- **Directions**: All material below is to be reproduced exactly.
** start of Extracted data **
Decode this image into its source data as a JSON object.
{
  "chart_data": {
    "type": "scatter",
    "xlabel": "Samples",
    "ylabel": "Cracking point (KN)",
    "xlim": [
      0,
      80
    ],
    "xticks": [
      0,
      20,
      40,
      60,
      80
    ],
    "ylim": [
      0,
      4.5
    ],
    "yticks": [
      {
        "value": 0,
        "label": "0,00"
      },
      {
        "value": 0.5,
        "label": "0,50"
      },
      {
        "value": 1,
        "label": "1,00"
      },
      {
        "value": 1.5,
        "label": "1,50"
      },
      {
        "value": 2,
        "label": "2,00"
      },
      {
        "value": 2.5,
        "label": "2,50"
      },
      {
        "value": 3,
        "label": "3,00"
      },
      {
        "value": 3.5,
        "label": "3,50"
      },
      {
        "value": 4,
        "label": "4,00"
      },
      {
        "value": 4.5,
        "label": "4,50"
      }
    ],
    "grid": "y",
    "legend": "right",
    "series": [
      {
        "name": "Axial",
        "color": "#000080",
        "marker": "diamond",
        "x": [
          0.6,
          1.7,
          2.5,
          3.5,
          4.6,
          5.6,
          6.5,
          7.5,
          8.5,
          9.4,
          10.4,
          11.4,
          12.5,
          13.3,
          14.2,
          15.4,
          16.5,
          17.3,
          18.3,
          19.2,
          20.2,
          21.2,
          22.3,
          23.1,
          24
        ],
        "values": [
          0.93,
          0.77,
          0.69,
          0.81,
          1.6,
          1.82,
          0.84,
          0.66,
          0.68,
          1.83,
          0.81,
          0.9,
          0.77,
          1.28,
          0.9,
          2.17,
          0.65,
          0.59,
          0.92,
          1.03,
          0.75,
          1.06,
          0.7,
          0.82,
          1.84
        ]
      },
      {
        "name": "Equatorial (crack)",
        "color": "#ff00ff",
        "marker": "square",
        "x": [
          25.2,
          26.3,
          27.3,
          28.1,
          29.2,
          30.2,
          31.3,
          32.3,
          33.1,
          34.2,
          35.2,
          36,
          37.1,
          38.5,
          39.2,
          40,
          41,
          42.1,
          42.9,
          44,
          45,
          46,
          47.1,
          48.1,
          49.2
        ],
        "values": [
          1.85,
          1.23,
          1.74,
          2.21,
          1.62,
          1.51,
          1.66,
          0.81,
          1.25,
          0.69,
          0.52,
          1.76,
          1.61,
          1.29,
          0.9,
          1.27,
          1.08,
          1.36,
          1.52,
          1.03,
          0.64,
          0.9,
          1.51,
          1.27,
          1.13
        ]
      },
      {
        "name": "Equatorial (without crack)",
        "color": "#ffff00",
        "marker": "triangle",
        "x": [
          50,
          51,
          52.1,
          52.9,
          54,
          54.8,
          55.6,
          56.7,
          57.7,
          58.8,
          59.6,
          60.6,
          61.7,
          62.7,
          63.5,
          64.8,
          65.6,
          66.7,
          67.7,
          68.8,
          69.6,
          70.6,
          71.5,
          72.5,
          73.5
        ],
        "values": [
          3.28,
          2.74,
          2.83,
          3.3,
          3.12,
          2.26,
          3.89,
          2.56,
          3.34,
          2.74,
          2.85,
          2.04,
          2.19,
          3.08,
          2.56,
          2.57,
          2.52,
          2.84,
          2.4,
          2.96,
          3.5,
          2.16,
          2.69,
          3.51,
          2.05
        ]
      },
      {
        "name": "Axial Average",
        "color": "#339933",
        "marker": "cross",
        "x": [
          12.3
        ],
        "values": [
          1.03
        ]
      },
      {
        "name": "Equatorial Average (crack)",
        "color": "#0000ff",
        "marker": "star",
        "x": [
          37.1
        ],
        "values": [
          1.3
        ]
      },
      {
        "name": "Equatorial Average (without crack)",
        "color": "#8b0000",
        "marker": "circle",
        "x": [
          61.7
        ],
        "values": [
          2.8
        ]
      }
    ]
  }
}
** end of Extracted data **
- **Response to this exercise**:
Decode this image into its source data as a JSON object.
{
  "chart_data": {
    "type": "scatter",
    "xlabel": "Samples",
    "ylabel": "Cracking point (KN)",
    "xlim": [
      0,
      80
    ],
    "xticks": [
      0,
      20,
      40,
      60,
      80
    ],
    "ylim": [
      0,
      4.5
    ],
    "yticks": [
      {
        "value": 0,
        "label": "0,00"
      },
      {
        "value": 0.5,
        "label": "0,50"
      },
      {
        "value": 1,
        "label": "1,00"
      },
      {
        "value": 1.5,
        "label": "1,50"
      },
      {
        "value": 2,
        "label": "2,00"
      },
      {
        "value": 2.5,
        "label": "2,50"
      },
      {
        "value": 3,
        "label": "3,00"
      },
      {
        "value": 3.5,
        "label": "3,50"
      },
      {
        "value": 4,
        "label": "4,00"
      },
      {
        "value": 4.5,
        "label": "4,50"
      }
    ],
    "grid": "y",
    "legend": "right",
    "series": [
      {
        "name": "Axial",
        "color": "#000080",
        "marker": "diamond",
        "x": [
          0.6,
          1.7,
          2.5,
          3.5,
          4.6,
          5.6,
          6.5,
          7.5,
          8.5,
          9.4,
          10.4,
          11.4,
          12.5,
          13.3,
          14.2,
          15.4,
          16.5,
          17.3,
          18.3,
          19.2,
          20.2,
          21.2,
          22.3,
          23.1,
          24
        ],
        "values": [
          0.93,
          0.77,
          0.69,
          0.81,
          1.6,
          1.82,
          0.84,
          0.66,
          0.68,
          1.83,
          0.81,
          0.9,
          0.77,
          1.28,
          0.9,
          2.17,
          0.65,
          0.59,
          0.92,
          1.03,
          0.75,
          1.06,
          0.7,
          0.82,
          1.84
        ]
      },
      {
        "name": "Equatorial (crack)",
        "color": "#ff00ff",
        "marker": "square",
        "x": [
          25.2,
          26.3,
          27.3,
          28.1,
          29.2,
          30.2,
          31.3,
          32.3,
          33.1,
          34.2,
          35.2,
          36,
          37.1,
          38.5,
          39.2,
          40,
          41,
          42.1,
          42.9,
          44,
          45,
          46,
          47.1,
          48.1,
          49.2
        ],
        "values": [
          1.85,
          1.23,
          1.74,
          2.21,
          1.62,
          1.51,
          1.66,
          0.81,
          1.25,
          0.69,
          0.52,
          1.76,
          1.61,
          1.29,
          0.9,
          1.27,
          1.08,
          1.36,
          1.52,
          1.03,
          0.64,
          0.9,
          1.51,
          1.27,
          1.13
        ]
      },
      {
        "name": "Equatorial (without crack)",
        "color": "#ffff00",
        "marker": "triangle",
        "x": [
          50,
          51,
          52.1,
          52.9,
          54,
          54.8,
          55.6,
          56.7,
          57.7,
          58.8,
          59.6,
          60.6,
          61.7,
          62.7,
          63.5,
          64.8,
          65.6,
          66.7,
          67.7,
          68.8,
          69.6,
          70.6,
          71.5,
          72.5,
          73.5
        ],
        "values": [
          3.28,
          2.74,
          2.83,
          3.3,
          3.12,
          2.26,
          3.89,
          2.56,
          3.34,
          2.74,
          2.85,
          2.04,
          2.19,
          3.08,
          2.56,
          2.57,
          2.52,
          2.84,
          2.4,
          2.96,
          3.5,
          2.16,
          2.69,
          3.51,
          2.05
        ]
      },
      {
        "name": "Axial Average",
        "color": "#339933",
        "marker": "cross",
        "x": [
          12.3
        ],
        "values": [
          1.03
        ]
      },
      {
        "name": "Equatorial Average (crack)",
        "color": "#0000ff",
        "marker": "star",
        "x": [
          37.1
        ],
        "values": [
          1.3
        ]
      },
      {
        "name": "Equatorial Average (without crack)",
        "color": "#8b0000",
        "marker": "circle",
        "x": [
          61.7
        ],
        "values": [
          2.8
        ]
      }
    ]
  }
}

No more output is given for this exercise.